## [Given data]
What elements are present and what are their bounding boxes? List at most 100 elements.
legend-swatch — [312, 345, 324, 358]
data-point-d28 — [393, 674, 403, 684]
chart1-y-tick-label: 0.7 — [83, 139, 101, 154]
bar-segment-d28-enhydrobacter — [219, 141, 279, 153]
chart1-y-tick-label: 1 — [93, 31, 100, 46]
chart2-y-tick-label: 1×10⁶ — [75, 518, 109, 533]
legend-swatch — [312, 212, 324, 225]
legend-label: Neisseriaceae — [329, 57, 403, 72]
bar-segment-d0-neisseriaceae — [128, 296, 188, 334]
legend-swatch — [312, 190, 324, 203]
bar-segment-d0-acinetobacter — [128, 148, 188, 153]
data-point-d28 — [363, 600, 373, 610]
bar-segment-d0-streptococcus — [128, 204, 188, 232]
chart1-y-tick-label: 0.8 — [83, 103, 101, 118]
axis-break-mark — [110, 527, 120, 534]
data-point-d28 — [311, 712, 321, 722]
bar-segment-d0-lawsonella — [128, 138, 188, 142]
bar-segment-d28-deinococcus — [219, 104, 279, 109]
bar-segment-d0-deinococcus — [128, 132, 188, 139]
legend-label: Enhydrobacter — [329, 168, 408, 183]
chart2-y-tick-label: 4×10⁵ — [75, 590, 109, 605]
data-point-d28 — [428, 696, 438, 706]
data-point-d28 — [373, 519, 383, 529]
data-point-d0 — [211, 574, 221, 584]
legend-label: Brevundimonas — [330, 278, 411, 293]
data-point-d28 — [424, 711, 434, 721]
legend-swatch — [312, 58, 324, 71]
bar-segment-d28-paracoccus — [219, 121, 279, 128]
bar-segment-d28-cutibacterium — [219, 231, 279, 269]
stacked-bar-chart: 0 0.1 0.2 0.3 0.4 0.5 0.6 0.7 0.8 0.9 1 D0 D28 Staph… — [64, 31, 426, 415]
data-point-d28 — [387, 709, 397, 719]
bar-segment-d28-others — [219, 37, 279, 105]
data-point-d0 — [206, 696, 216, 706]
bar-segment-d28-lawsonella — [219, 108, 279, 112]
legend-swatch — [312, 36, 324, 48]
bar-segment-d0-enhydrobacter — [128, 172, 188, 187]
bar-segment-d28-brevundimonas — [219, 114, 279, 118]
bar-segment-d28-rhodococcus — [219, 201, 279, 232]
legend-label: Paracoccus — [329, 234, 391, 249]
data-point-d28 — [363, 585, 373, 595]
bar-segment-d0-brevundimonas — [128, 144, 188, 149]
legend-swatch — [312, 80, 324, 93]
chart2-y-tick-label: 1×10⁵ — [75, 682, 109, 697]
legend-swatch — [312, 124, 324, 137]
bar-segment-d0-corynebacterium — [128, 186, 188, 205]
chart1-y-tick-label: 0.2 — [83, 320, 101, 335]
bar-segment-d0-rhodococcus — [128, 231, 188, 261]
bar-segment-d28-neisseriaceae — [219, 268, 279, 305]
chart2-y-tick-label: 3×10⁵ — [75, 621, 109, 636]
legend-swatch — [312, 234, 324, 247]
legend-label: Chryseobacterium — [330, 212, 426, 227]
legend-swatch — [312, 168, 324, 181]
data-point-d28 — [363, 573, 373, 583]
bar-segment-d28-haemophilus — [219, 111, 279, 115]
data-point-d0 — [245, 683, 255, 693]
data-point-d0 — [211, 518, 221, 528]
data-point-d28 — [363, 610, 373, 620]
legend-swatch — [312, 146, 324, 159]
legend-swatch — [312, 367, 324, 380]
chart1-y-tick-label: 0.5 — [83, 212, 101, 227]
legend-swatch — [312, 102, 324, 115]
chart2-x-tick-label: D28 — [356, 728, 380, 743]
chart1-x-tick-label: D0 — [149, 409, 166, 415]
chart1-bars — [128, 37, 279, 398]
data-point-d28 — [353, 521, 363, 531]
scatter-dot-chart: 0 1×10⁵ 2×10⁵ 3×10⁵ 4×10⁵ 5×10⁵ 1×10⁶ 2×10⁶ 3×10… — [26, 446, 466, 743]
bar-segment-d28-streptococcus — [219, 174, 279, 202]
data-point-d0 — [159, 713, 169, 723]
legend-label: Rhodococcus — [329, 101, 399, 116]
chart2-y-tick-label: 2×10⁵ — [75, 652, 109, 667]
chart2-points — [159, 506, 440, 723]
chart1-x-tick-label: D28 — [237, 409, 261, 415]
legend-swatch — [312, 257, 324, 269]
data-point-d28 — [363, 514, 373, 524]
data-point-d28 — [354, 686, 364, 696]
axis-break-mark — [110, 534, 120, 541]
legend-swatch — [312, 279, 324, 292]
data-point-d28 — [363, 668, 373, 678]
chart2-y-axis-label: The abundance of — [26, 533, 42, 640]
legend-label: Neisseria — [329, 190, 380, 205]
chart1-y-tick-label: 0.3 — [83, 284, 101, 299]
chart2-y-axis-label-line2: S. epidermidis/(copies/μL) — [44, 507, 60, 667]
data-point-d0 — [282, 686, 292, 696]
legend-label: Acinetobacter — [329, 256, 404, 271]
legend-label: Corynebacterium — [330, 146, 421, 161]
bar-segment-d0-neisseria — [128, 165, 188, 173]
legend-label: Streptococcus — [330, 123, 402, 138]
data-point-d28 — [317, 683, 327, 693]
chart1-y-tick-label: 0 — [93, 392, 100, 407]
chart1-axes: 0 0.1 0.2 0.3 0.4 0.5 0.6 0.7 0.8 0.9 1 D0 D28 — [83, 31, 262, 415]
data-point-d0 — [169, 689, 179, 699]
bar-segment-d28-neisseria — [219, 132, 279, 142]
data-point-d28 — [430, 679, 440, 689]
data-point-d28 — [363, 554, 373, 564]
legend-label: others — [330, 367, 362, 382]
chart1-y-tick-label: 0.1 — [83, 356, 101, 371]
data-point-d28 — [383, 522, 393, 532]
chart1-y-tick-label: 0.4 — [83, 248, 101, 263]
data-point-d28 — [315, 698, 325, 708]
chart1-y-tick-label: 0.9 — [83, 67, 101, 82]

## [Exercise]
Copy out each line of the records that holds the string "others".

## [Answer to this problem]
bar-segment-d28-others — [219, 37, 279, 105]
legend-label: others — [330, 367, 362, 382]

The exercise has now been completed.